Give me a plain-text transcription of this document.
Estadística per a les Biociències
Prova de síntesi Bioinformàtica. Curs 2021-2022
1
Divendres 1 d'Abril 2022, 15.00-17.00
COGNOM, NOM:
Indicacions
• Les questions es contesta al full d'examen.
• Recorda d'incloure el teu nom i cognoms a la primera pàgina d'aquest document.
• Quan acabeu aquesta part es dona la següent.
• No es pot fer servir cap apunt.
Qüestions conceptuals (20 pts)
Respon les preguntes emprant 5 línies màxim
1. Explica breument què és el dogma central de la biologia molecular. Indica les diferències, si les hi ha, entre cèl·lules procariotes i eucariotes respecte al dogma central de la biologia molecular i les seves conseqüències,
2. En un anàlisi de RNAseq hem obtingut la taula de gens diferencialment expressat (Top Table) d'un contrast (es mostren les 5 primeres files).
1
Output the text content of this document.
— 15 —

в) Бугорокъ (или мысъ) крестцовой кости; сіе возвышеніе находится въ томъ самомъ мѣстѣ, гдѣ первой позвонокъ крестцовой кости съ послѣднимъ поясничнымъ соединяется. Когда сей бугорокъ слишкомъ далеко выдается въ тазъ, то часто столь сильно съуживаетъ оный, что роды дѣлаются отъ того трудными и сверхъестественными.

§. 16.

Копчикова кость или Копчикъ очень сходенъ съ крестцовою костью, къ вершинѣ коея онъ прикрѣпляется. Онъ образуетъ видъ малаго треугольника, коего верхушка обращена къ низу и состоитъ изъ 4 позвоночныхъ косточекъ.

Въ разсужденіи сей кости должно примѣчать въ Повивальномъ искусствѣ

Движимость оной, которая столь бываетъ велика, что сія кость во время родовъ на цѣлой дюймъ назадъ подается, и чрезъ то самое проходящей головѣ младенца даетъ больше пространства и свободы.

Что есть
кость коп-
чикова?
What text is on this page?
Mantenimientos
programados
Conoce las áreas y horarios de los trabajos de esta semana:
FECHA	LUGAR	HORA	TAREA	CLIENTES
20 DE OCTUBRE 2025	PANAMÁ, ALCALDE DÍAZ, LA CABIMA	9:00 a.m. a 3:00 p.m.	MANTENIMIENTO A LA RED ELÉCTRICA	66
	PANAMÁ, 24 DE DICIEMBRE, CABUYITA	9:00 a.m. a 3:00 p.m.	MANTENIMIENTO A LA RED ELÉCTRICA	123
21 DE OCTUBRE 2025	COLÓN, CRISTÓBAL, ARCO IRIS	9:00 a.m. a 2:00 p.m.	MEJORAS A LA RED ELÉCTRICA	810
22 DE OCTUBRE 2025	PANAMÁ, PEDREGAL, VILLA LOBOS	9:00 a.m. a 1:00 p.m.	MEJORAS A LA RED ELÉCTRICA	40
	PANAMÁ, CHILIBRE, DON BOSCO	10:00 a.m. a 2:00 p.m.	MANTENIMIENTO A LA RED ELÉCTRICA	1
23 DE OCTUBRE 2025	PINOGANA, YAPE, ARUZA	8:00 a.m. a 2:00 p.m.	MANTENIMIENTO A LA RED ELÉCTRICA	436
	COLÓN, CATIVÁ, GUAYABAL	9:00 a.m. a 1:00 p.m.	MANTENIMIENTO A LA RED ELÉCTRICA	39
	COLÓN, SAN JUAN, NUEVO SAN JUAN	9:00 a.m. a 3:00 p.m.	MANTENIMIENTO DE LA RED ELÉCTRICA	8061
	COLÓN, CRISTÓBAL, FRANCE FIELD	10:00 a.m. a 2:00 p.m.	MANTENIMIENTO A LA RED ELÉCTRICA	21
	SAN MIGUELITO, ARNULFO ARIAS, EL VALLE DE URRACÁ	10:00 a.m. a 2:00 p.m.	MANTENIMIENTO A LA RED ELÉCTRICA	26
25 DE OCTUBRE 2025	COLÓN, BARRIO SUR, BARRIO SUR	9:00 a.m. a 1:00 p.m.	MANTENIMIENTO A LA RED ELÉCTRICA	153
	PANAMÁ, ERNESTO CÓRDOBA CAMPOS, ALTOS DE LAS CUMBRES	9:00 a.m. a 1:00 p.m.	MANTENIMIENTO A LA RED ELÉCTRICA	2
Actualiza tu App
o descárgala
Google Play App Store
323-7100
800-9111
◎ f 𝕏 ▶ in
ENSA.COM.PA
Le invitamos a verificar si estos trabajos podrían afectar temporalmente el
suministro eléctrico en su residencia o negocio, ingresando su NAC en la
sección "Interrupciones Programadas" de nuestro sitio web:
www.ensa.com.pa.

### Exercise requirements
Output all of the material, please, exactly as it stands.

### The completed task
Give me a plain-text transcription of this document.
Estadística per a les Biociències
Prova de síntesi Bioinformàtica. Curs 2021-2022
1
Divendres 1 d'Abril 2022, 15.00-17.00
COGNOM, NOM:
Indicacions
• Les questions es contesta al full d'examen.
• Recorda d'incloure el teu nom i cognoms a la primera pàgina d'aquest document.
• Quan acabeu aquesta part es dona la següent.
• No es pot fer servir cap apunt.
Qüestions conceptuals (20 pts)
Respon les preguntes emprant 5 línies màxim
1. Explica breument què és el dogma central de la biologia molecular. Indica les diferències, si les hi ha, entre cèl·lules procariotes i eucariotes respecte al dogma central de la biologia molecular i les seves conseqüències,
2. En un anàlisi de RNAseq hem obtingut la taula de gens diferencialment expressat (Top Table) d'un contrast (es mostren les 5 primeres files).
1
Output the text content of this document.
— 15 —

в) Бугорокъ (или мысъ) крестцовой кости; сіе возвышеніе находится въ томъ самомъ мѣстѣ, гдѣ первой позвонокъ крестцовой кости съ послѣднимъ поясничнымъ соединяется. Когда сей бугорокъ слишкомъ далеко выдается въ тазъ, то часто столь сильно съуживаетъ оный, что роды дѣлаются отъ того трудными и сверхъестественными.

§. 16.

Копчикова кость или Копчикъ очень сходенъ съ крестцовою костью, къ вершинѣ коея онъ прикрѣпляется. Онъ образуетъ видъ малаго треугольника, коего верхушка обращена къ низу и состоитъ изъ 4 позвоночныхъ косточекъ.

Въ разсужденіи сей кости должно примѣчать въ Повивальномъ искусствѣ

Движимость оной, которая столь бываетъ велика, что сія кость во время родовъ на цѣлой дюймъ назадъ подается, и чрезъ то самое проходящей головѣ младенца даетъ больше пространства и свободы.

Что есть
кость коп-
чикова?
What text is on this page?
Mantenimientos
programados
Conoce las áreas y horarios de los trabajos de esta semana:
FECHA	LUGAR	HORA	TAREA	CLIENTES
20 DE OCTUBRE 2025	PANAMÁ, ALCALDE DÍAZ, LA CABIMA	9:00 a.m. a 3:00 p.m.	MANTENIMIENTO A LA RED ELÉCTRICA	66
	PANAMÁ, 24 DE DICIEMBRE, CABUYITA	9:00 a.m. a 3:00 p.m.	MANTENIMIENTO A LA RED ELÉCTRICA	123
21 DE OCTUBRE 2025	COLÓN, CRISTÓBAL, ARCO IRIS	9:00 a.m. a 2:00 p.m.	MEJORAS A LA RED ELÉCTRICA	810
22 DE OCTUBRE 2025	PANAMÁ, PEDREGAL, VILLA LOBOS	9:00 a.m. a 1:00 p.m.	MEJORAS A LA RED ELÉCTRICA	40
	PANAMÁ, CHILIBRE, DON BOSCO	10:00 a.m. a 2:00 p.m.	MANTENIMIENTO A LA RED ELÉCTRICA	1
23 DE OCTUBRE 2025	PINOGANA, YAPE, ARUZA	8:00 a.m. a 2:00 p.m.	MANTENIMIENTO A LA RED ELÉCTRICA	436
	COLÓN, CATIVÁ, GUAYABAL	9:00 a.m. a 1:00 p.m.	MANTENIMIENTO A LA RED ELÉCTRICA	39
	COLÓN, SAN JUAN, NUEVO SAN JUAN	9:00 a.m. a 3:00 p.m.	MANTENIMIENTO DE LA RED ELÉCTRICA	8061
	COLÓN, CRISTÓBAL, FRANCE FIELD	10:00 a.m. a 2:00 p.m.	MANTENIMIENTO A LA RED ELÉCTRICA	21
	SAN MIGUELITO, ARNULFO ARIAS, EL VALLE DE URRACÁ	10:00 a.m. a 2:00 p.m.	MANTENIMIENTO A LA RED ELÉCTRICA	26
25 DE OCTUBRE 2025	COLÓN, BARRIO SUR, BARRIO SUR	9:00 a.m. a 1:00 p.m.	MANTENIMIENTO A LA RED ELÉCTRICA	153
	PANAMÁ, ERNESTO CÓRDOBA CAMPOS, ALTOS DE LAS CUMBRES	9:00 a.m. a 1:00 p.m.	MANTENIMIENTO A LA RED ELÉCTRICA	2
Actualiza tu App
o descárgala
Google Play App Store
323-7100
800-9111
◎ f 𝕏 ▶ in
ENSA.COM.PA
Le invitamos a verificar si estos trabajos podrían afectar temporalmente el
suministro eléctrico en su residencia o negocio, ingresando su NAC en la
sección "Interrupciones Programadas" de nuestro sitio web:
www.ensa.com.pa.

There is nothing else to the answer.